▶ **REQUEST**: Extract all lines that hold the string "sobreposta".

[Begin]

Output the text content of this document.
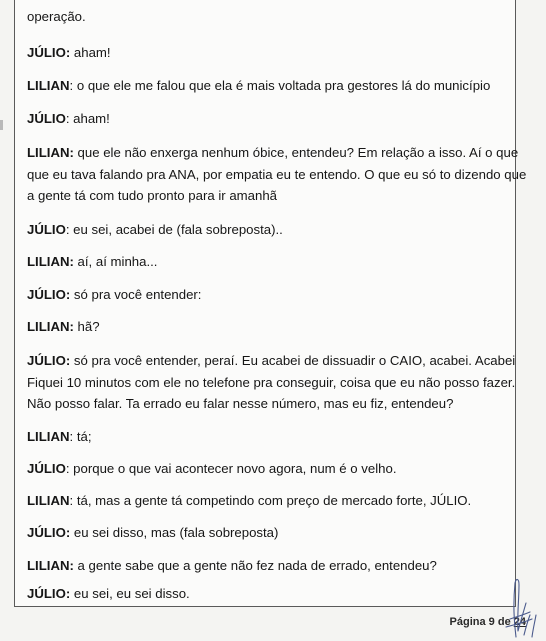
operação.
JÚLIO: aham!
LILIAN: o que ele me falou que ela é mais voltada pra gestores lá do município
JÚLIO: aham!
LILIAN: que ele não enxerga nenhum óbice, entendeu? Em relação a isso. Aí o que
que eu tava falando pra ANA, por empatia eu te entendo. O que eu só to dizendo que
a gente tá com tudo pronto para ir amanhã
JÚLIO: eu sei, acabei de (fala sobreposta)..
LILIAN: aí, aí minha...
JÚLIO: só pra você entender:
LILIAN: hã?
JÚLIO: só pra você entender, peraí. Eu acabei de dissuadir o CAIO, acabei. Acabei
Fiquei 10 minutos com ele no telefone pra conseguir, coisa que eu não posso fazer.
Não posso falar. Ta errado eu falar nesse número, mas eu fiz, entendeu?
LILIAN: tá;
JÚLIO: porque o que vai acontecer novo agora, num é o velho.
LILIAN: tá, mas a gente tá competindo com preço de mercado forte, JÚLIO.
JÚLIO: eu sei disso, mas (fala sobreposta)
LILIAN: a gente sabe que a gente não fez nada de errado, entendeu?
JÚLIO: eu sei, eu sei disso.
Página 9 de 24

[End]

▶ **FINAL RESULT**:
JÚLIO: eu sei, acabei de (fala sobreposta)..
JÚLIO: eu sei disso, mas (fala sobreposta)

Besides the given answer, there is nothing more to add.